Objective. Every line of the material that follows must be printed again exactly.

Material supplied.
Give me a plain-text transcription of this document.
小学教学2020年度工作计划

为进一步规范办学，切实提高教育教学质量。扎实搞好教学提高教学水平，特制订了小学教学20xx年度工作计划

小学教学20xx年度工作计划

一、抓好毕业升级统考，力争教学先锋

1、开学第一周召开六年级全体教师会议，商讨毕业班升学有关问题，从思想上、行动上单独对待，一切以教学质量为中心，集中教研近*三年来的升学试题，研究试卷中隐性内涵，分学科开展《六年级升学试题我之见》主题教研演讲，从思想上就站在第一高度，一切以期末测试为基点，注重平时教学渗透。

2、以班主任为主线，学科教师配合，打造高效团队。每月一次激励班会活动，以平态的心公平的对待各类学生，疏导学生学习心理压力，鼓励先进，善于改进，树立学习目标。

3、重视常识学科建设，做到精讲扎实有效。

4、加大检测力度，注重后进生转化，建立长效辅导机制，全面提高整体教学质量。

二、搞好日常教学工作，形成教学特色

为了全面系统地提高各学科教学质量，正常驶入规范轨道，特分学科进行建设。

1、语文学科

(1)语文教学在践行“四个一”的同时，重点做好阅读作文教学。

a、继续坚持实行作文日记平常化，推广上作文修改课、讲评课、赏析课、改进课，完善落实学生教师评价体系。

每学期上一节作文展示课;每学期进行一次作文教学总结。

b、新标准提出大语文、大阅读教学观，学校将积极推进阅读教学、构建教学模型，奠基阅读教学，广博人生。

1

Result.
Give me a plain-text transcription of this document.
小学教学2020年度工作计划

为进一步规范办学，切实提高教育教学质量。扎实搞好教学提高教学水平，特制订了小学教学20xx年度工作计划

小学教学20xx年度工作计划

一、抓好毕业升级统考，力争教学先锋

1、开学第一周召开六年级全体教师会议，商讨毕业班升学有关问题，从思想上、行动上单独对待，一切以教学质量为中心，集中教研近*三年来的升学试题，研究试卷中隐性内涵，分学科开展《六年级升学试题我之见》主题教研演讲，从思想上就站在第一高度，一切以期末测试为基点，注重平时教学渗透。

2、以班主任为主线，学科教师配合，打造高效团队。每月一次激励班会活动，以平态的心公平的对待各类学生，疏导学生学习心理压力，鼓励先进，善于改进，树立学习目标。

3、重视常识学科建设，做到精讲扎实有效。

4、加大检测力度，注重后进生转化，建立长效辅导机制，全面提高整体教学质量。

二、搞好日常教学工作，形成教学特色

为了全面系统地提高各学科教学质量，正常驶入规范轨道，特分学科进行建设。

1、语文学科

(1)语文教学在践行“四个一”的同时，重点做好阅读作文教学。

a、继续坚持实行作文日记平常化，推广上作文修改课、讲评课、赏析课、改进课，完善落实学生教师评价体系。

每学期上一节作文展示课;每学期进行一次作文教学总结。

b、新标准提出大语文、大阅读教学观，学校将积极推进阅读教学、构建教学模型，奠基阅读教学，广博人生。

1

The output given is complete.